▶ **Exercise requirements**
Copy every record below exactly as written, but leave out the pictures.

▶ **Supplied data**
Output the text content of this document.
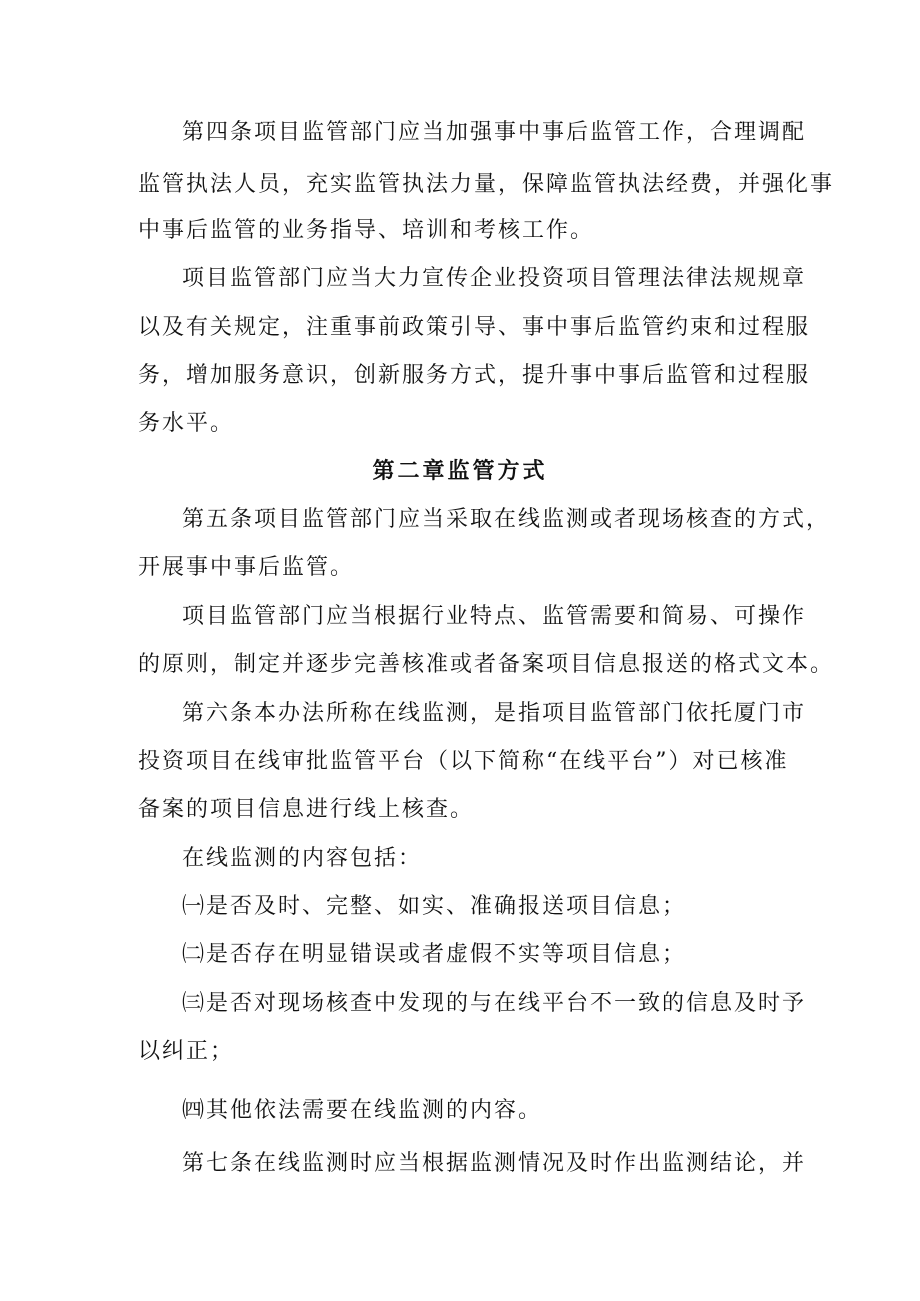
第四条项目监管部门应当加强事中事后监管工作，合理调配
监管执法人员，充实监管执法力量，保障监管执法经费，并强化事
中事后监管的业务指导、培训和考核工作。
项目监管部门应当大力宣传企业投资项目管理法律法规规章
以及有关规定，注重事前政策引导、事中事后监管约束和过程服
务，增加服务意识，创新服务方式，提升事中事后监管和过程服
务水平。
第二章监管方式
第五条项目监管部门应当采取在线监测或者现场核查的方式，
开展事中事后监管。
项目监管部门应当根据行业特点、监管需要和简易、可操作
的原则，制定并逐步完善核准或者备案项目信息报送的格式文本。
第六条本办法所称在线监测，是指项目监管部门依托厦门市
投资项目在线审批监管平台（以下简称“在线平台”）对已核准
备案的项目信息进行线上核查。
在线监测的内容包括：
㈠是否及时、完整、如实、准确报送项目信息；
㈡是否存在明显错误或者虚假不实等项目信息；
㈢是否对现场核查中发现的与在线平台不一致的信息及时予
以纠正；
㈣其他依法需要在线监测的内容。
第七条在线监测时应当根据监测情况及时作出监测结论，并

▶ **Output below**
Output the text content of this document.
第四条项目监管部门应当加强事中事后监管工作，合理调配
监管执法人员，充实监管执法力量，保障监管执法经费，并强化事
中事后监管的业务指导、培训和考核工作。
项目监管部门应当大力宣传企业投资项目管理法律法规规章
以及有关规定，注重事前政策引导、事中事后监管约束和过程服
务，增加服务意识，创新服务方式，提升事中事后监管和过程服
务水平。
第二章监管方式
第五条项目监管部门应当采取在线监测或者现场核查的方式，
开展事中事后监管。
项目监管部门应当根据行业特点、监管需要和简易、可操作
的原则，制定并逐步完善核准或者备案项目信息报送的格式文本。
第六条本办法所称在线监测，是指项目监管部门依托厦门市
投资项目在线审批监管平台（以下简称“在线平台”）对已核准
备案的项目信息进行线上核查。
在线监测的内容包括：
㈠是否及时、完整、如实、准确报送项目信息；
㈡是否存在明显错误或者虚假不实等项目信息；
㈢是否对现场核查中发现的与在线平台不一致的信息及时予
以纠正；
㈣其他依法需要在线监测的内容。
第七条在线监测时应当根据监测情况及时作出监测结论，并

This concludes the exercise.